--- Written exercise ---
In this exercise, reproduce all the entries that follow exactly.

============

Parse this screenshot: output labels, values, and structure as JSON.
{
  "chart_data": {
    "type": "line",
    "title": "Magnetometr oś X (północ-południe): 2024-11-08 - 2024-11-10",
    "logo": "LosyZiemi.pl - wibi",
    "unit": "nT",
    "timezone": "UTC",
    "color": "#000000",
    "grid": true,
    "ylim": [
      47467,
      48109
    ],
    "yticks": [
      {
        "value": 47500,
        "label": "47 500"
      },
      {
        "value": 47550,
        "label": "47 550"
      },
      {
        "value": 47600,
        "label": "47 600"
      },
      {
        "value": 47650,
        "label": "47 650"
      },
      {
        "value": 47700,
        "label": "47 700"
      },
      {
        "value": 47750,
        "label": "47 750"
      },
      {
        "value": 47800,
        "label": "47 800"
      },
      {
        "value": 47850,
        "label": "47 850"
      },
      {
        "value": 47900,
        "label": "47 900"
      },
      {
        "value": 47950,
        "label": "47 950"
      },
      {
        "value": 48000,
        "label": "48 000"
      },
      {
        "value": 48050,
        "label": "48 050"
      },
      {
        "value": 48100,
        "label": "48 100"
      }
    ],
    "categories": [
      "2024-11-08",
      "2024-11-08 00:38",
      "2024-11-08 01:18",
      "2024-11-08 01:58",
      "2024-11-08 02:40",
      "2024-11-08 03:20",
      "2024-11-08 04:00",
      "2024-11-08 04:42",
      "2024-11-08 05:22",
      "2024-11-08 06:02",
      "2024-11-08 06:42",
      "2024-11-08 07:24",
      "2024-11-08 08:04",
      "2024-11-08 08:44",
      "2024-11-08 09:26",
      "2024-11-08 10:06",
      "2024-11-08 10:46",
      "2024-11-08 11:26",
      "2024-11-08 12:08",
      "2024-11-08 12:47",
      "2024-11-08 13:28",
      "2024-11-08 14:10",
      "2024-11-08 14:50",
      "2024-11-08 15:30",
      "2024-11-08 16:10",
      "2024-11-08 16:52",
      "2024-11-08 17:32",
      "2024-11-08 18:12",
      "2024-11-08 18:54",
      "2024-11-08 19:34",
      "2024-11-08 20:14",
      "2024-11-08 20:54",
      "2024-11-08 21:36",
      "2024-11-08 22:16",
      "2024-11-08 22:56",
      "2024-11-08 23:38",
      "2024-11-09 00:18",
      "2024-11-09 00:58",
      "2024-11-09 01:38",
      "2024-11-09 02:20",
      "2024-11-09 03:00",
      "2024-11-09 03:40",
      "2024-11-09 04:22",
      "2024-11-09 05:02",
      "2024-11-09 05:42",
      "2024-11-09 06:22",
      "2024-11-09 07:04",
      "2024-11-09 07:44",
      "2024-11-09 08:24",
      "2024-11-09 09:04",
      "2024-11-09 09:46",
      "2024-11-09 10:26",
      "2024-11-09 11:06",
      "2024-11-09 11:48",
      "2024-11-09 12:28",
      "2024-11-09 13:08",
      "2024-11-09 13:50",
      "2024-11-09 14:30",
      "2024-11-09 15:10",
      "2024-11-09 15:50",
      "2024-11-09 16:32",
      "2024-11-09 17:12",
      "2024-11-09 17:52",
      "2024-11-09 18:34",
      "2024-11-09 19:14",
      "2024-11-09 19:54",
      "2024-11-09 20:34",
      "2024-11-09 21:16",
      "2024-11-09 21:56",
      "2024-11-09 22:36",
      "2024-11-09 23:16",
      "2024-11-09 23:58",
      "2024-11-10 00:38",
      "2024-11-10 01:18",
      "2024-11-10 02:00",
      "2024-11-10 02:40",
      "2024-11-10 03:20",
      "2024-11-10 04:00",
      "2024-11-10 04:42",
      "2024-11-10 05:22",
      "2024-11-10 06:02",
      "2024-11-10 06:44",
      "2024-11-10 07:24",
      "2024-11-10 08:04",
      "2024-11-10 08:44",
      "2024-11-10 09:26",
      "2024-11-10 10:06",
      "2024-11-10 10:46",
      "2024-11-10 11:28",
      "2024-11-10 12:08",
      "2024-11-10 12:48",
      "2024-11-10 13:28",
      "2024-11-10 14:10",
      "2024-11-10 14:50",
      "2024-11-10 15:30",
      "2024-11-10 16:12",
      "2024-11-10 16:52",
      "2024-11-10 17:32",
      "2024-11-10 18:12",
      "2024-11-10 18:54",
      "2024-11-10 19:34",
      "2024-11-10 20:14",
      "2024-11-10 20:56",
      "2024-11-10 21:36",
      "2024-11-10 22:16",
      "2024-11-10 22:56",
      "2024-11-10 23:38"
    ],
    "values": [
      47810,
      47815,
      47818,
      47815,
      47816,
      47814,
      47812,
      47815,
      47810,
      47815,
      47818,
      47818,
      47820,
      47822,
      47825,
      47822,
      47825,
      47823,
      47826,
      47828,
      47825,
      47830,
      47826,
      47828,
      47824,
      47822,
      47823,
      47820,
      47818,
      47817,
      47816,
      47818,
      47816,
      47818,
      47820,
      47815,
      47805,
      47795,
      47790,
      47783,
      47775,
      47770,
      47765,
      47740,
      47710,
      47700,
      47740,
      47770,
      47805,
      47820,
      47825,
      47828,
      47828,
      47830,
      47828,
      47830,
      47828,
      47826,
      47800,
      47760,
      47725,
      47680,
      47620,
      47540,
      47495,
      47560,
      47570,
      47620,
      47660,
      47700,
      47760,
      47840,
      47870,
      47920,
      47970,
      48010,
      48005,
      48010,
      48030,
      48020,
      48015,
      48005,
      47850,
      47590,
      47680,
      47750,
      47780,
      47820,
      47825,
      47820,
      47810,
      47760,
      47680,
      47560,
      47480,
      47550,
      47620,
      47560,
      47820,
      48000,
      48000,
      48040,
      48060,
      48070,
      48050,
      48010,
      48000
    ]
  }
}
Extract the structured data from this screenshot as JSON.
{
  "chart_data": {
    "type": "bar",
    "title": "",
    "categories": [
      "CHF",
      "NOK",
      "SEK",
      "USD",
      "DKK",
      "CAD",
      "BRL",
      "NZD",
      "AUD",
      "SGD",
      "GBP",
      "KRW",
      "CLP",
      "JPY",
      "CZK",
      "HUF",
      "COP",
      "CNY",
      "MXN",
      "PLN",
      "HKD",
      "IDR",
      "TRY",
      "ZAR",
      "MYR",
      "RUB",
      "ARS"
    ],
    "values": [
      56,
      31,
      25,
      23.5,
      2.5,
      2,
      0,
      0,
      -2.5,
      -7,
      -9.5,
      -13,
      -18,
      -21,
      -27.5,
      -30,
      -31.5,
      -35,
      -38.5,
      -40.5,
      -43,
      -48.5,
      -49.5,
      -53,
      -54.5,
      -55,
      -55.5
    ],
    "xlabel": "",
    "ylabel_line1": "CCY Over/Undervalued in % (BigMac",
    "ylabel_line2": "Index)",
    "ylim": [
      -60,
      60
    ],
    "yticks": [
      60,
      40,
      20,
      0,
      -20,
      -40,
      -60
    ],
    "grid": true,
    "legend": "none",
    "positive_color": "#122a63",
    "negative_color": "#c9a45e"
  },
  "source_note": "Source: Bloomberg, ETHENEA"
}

============

--- Finished answer ---
Parse this screenshot: output labels, values, and structure as JSON.
{
  "chart_data": {
    "type": "line",
    "title": "Magnetometr oś X (północ-południe): 2024-11-08 - 2024-11-10",
    "logo": "LosyZiemi.pl - wibi",
    "unit": "nT",
    "timezone": "UTC",
    "color": "#000000",
    "grid": true,
    "ylim": [
      47467,
      48109
    ],
    "yticks": [
      {
        "value": 47500,
        "label": "47 500"
      },
      {
        "value": 47550,
        "label": "47 550"
      },
      {
        "value": 47600,
        "label": "47 600"
      },
      {
        "value": 47650,
        "label": "47 650"
      },
      {
        "value": 47700,
        "label": "47 700"
      },
      {
        "value": 47750,
        "label": "47 750"
      },
      {
        "value": 47800,
        "label": "47 800"
      },
      {
        "value": 47850,
        "label": "47 850"
      },
      {
        "value": 47900,
        "label": "47 900"
      },
      {
        "value": 47950,
        "label": "47 950"
      },
      {
        "value": 48000,
        "label": "48 000"
      },
      {
        "value": 48050,
        "label": "48 050"
      },
      {
        "value": 48100,
        "label": "48 100"
      }
    ],
    "categories": [
      "2024-11-08",
      "2024-11-08 00:38",
      "2024-11-08 01:18",
      "2024-11-08 01:58",
      "2024-11-08 02:40",
      "2024-11-08 03:20",
      "2024-11-08 04:00",
      "2024-11-08 04:42",
      "2024-11-08 05:22",
      "2024-11-08 06:02",
      "2024-11-08 06:42",
      "2024-11-08 07:24",
      "2024-11-08 08:04",
      "2024-11-08 08:44",
      "2024-11-08 09:26",
      "2024-11-08 10:06",
      "2024-11-08 10:46",
      "2024-11-08 11:26",
      "2024-11-08 12:08",
      "2024-11-08 12:47",
      "2024-11-08 13:28",
      "2024-11-08 14:10",
      "2024-11-08 14:50",
      "2024-11-08 15:30",
      "2024-11-08 16:10",
      "2024-11-08 16:52",
      "2024-11-08 17:32",
      "2024-11-08 18:12",
      "2024-11-08 18:54",
      "2024-11-08 19:34",
      "2024-11-08 20:14",
      "2024-11-08 20:54",
      "2024-11-08 21:36",
      "2024-11-08 22:16",
      "2024-11-08 22:56",
      "2024-11-08 23:38",
      "2024-11-09 00:18",
      "2024-11-09 00:58",
      "2024-11-09 01:38",
      "2024-11-09 02:20",
      "2024-11-09 03:00",
      "2024-11-09 03:40",
      "2024-11-09 04:22",
      "2024-11-09 05:02",
      "2024-11-09 05:42",
      "2024-11-09 06:22",
      "2024-11-09 07:04",
      "2024-11-09 07:44",
      "2024-11-09 08:24",
      "2024-11-09 09:04",
      "2024-11-09 09:46",
      "2024-11-09 10:26",
      "2024-11-09 11:06",
      "2024-11-09 11:48",
      "2024-11-09 12:28",
      "2024-11-09 13:08",
      "2024-11-09 13:50",
      "2024-11-09 14:30",
      "2024-11-09 15:10",
      "2024-11-09 15:50",
      "2024-11-09 16:32",
      "2024-11-09 17:12",
      "2024-11-09 17:52",
      "2024-11-09 18:34",
      "2024-11-09 19:14",
      "2024-11-09 19:54",
      "2024-11-09 20:34",
      "2024-11-09 21:16",
      "2024-11-09 21:56",
      "2024-11-09 22:36",
      "2024-11-09 23:16",
      "2024-11-09 23:58",
      "2024-11-10 00:38",
      "2024-11-10 01:18",
      "2024-11-10 02:00",
      "2024-11-10 02:40",
      "2024-11-10 03:20",
      "2024-11-10 04:00",
      "2024-11-10 04:42",
      "2024-11-10 05:22",
      "2024-11-10 06:02",
      "2024-11-10 06:44",
      "2024-11-10 07:24",
      "2024-11-10 08:04",
      "2024-11-10 08:44",
      "2024-11-10 09:26",
      "2024-11-10 10:06",
      "2024-11-10 10:46",
      "2024-11-10 11:28",
      "2024-11-10 12:08",
      "2024-11-10 12:48",
      "2024-11-10 13:28",
      "2024-11-10 14:10",
      "2024-11-10 14:50",
      "2024-11-10 15:30",
      "2024-11-10 16:12",
      "2024-11-10 16:52",
      "2024-11-10 17:32",
      "2024-11-10 18:12",
      "2024-11-10 18:54",
      "2024-11-10 19:34",
      "2024-11-10 20:14",
      "2024-11-10 20:56",
      "2024-11-10 21:36",
      "2024-11-10 22:16",
      "2024-11-10 22:56",
      "2024-11-10 23:38"
    ],
    "values": [
      47810,
      47815,
      47818,
      47815,
      47816,
      47814,
      47812,
      47815,
      47810,
      47815,
      47818,
      47818,
      47820,
      47822,
      47825,
      47822,
      47825,
      47823,
      47826,
      47828,
      47825,
      47830,
      47826,
      47828,
      47824,
      47822,
      47823,
      47820,
      47818,
      47817,
      47816,
      47818,
      47816,
      47818,
      47820,
      47815,
      47805,
      47795,
      47790,
      47783,
      47775,
      47770,
      47765,
      47740,
      47710,
      47700,
      47740,
      47770,
      47805,
      47820,
      47825,
      47828,
      47828,
      47830,
      47828,
      47830,
      47828,
      47826,
      47800,
      47760,
      47725,
      47680,
      47620,
      47540,
      47495,
      47560,
      47570,
      47620,
      47660,
      47700,
      47760,
      47840,
      47870,
      47920,
      47970,
      48010,
      48005,
      48010,
      48030,
      48020,
      48015,
      48005,
      47850,
      47590,
      47680,
      47750,
      47780,
      47820,
      47825,
      47820,
      47810,
      47760,
      47680,
      47560,
      47480,
      47550,
      47620,
      47560,
      47820,
      48000,
      48000,
      48040,
      48060,
      48070,
      48050,
      48010,
      48000
    ]
  }
}
Extract the structured data from this screenshot as JSON.
{
  "chart_data": {
    "type": "bar",
    "title": "",
    "categories": [
      "CHF",
      "NOK",
      "SEK",
      "USD",
      "DKK",
      "CAD",
      "BRL",
      "NZD",
      "AUD",
      "SGD",
      "GBP",
      "KRW",
      "CLP",
      "JPY",
      "CZK",
      "HUF",
      "COP",
      "CNY",
      "MXN",
      "PLN",
      "HKD",
      "IDR",
      "TRY",
      "ZAR",
      "MYR",
      "RUB",
      "ARS"
    ],
    "values": [
      56,
      31,
      25,
      23.5,
      2.5,
      2,
      0,
      0,
      -2.5,
      -7,
      -9.5,
      -13,
      -18,
      -21,
      -27.5,
      -30,
      -31.5,
      -35,
      -38.5,
      -40.5,
      -43,
      -48.5,
      -49.5,
      -53,
      -54.5,
      -55,
      -55.5
    ],
    "xlabel": "",
    "ylabel_line1": "CCY Over/Undervalued in % (BigMac",
    "ylabel_line2": "Index)",
    "ylim": [
      -60,
      60
    ],
    "yticks": [
      60,
      40,
      20,
      0,
      -20,
      -40,
      -60
    ],
    "grid": true,
    "legend": "none",
    "positive_color": "#122a63",
    "negative_color": "#c9a45e"
  },
  "source_note": "Source: Bloomberg, ETHENEA"
}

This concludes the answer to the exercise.